start GIVEN ENTRIES
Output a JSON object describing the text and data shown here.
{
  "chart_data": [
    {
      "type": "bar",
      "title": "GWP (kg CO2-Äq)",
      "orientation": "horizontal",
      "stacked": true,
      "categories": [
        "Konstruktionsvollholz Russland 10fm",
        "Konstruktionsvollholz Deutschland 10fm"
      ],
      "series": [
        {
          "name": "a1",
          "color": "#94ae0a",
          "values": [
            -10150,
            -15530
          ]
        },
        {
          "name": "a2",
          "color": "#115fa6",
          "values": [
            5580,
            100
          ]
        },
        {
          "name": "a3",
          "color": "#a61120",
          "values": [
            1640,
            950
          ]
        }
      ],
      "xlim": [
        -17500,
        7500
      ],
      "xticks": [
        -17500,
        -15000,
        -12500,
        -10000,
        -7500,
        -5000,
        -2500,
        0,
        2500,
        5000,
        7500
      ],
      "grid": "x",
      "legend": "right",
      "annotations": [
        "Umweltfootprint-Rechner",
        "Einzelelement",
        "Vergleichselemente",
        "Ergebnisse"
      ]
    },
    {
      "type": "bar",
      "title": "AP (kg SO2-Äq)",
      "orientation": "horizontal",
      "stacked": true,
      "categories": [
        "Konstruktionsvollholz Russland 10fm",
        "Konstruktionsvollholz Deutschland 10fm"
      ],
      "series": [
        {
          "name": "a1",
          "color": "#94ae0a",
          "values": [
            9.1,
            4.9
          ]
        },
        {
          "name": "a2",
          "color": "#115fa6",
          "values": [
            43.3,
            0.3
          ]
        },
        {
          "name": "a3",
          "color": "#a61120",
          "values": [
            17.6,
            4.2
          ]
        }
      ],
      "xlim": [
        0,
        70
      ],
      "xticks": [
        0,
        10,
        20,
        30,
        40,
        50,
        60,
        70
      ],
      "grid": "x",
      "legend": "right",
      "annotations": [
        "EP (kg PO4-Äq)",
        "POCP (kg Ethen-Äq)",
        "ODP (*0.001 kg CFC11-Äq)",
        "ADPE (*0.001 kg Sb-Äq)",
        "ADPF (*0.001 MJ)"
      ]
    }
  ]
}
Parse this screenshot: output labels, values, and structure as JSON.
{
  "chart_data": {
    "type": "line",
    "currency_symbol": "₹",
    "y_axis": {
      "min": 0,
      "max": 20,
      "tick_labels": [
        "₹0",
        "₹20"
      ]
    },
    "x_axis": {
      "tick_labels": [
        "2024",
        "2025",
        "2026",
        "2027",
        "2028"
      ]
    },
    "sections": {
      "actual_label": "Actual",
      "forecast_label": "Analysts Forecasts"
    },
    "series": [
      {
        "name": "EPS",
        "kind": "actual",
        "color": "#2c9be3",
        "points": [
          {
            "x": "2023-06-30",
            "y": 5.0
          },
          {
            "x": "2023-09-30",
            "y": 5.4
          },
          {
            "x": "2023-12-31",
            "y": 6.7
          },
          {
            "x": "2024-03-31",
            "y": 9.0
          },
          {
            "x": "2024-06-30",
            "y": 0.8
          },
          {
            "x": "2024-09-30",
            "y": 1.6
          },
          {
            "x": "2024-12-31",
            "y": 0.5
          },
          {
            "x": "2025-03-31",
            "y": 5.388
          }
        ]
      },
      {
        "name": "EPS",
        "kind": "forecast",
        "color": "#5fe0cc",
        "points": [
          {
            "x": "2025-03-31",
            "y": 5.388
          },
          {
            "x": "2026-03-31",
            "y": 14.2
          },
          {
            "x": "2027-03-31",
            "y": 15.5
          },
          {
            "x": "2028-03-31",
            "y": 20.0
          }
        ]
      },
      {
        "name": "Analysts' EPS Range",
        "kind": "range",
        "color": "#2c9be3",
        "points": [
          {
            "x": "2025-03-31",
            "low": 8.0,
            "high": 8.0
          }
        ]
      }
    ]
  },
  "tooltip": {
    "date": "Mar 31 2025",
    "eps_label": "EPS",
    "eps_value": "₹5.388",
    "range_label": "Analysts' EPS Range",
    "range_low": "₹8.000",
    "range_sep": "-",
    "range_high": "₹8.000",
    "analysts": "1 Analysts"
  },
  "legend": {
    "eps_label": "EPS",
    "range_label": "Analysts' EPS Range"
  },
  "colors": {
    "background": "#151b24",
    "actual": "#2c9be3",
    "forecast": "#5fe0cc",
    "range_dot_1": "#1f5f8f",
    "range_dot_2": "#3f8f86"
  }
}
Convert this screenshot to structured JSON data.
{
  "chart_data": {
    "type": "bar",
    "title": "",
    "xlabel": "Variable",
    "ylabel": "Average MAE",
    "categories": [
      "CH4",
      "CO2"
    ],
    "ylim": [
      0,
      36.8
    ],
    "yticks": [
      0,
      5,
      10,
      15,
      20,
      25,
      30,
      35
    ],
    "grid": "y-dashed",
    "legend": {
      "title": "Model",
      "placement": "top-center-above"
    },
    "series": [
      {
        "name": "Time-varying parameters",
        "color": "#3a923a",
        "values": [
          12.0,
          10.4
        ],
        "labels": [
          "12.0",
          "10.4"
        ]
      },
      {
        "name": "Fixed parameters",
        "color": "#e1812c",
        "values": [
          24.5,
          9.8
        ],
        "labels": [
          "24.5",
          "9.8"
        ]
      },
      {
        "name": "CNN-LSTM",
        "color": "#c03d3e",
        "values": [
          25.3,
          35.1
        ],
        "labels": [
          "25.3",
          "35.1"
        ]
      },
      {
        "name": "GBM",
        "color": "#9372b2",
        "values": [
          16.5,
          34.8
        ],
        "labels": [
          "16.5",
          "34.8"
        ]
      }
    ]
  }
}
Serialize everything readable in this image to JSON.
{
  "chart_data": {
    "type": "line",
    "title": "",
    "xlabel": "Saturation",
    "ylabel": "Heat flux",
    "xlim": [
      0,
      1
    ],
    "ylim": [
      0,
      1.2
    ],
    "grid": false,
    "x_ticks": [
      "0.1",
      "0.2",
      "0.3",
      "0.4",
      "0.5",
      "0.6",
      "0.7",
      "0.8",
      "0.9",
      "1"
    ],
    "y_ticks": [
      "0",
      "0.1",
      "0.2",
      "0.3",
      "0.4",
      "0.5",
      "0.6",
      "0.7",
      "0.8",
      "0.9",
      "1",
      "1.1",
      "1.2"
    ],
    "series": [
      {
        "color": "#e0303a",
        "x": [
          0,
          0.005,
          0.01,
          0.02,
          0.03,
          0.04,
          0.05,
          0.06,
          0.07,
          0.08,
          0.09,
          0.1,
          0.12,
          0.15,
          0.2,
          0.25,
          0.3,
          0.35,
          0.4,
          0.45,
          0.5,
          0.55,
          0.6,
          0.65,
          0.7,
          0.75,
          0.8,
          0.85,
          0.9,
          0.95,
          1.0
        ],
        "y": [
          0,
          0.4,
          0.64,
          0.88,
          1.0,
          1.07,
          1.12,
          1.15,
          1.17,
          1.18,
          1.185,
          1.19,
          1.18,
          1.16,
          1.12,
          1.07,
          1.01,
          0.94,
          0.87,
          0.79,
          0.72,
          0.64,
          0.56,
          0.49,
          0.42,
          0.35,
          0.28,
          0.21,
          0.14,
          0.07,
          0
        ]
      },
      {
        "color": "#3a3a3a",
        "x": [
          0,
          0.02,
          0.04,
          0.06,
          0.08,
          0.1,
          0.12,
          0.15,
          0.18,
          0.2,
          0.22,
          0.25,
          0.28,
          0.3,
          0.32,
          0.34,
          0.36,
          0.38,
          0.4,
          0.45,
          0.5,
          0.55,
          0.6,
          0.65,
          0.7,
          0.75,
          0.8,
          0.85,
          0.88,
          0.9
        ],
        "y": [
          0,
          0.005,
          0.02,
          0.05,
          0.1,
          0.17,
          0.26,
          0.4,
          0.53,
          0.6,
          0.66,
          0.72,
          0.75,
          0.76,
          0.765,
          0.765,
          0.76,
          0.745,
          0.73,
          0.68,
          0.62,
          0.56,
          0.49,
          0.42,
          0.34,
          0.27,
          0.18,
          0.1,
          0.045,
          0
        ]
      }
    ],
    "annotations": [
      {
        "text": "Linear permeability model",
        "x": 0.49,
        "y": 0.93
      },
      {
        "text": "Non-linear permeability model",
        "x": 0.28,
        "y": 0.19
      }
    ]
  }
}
end GIVEN ENTRIES
● STATED PROBLEM:
From the listing above, copy every line that holds the string "Analysts".

● ANSWER TO THE TASK:
      "forecast_label": "Analysts Forecasts"
        "name": "Analysts' EPS Range",
    "range_label": "Analysts' EPS Range",
    "analysts": "1 Analysts"
    "range_label": "Analysts' EPS Range"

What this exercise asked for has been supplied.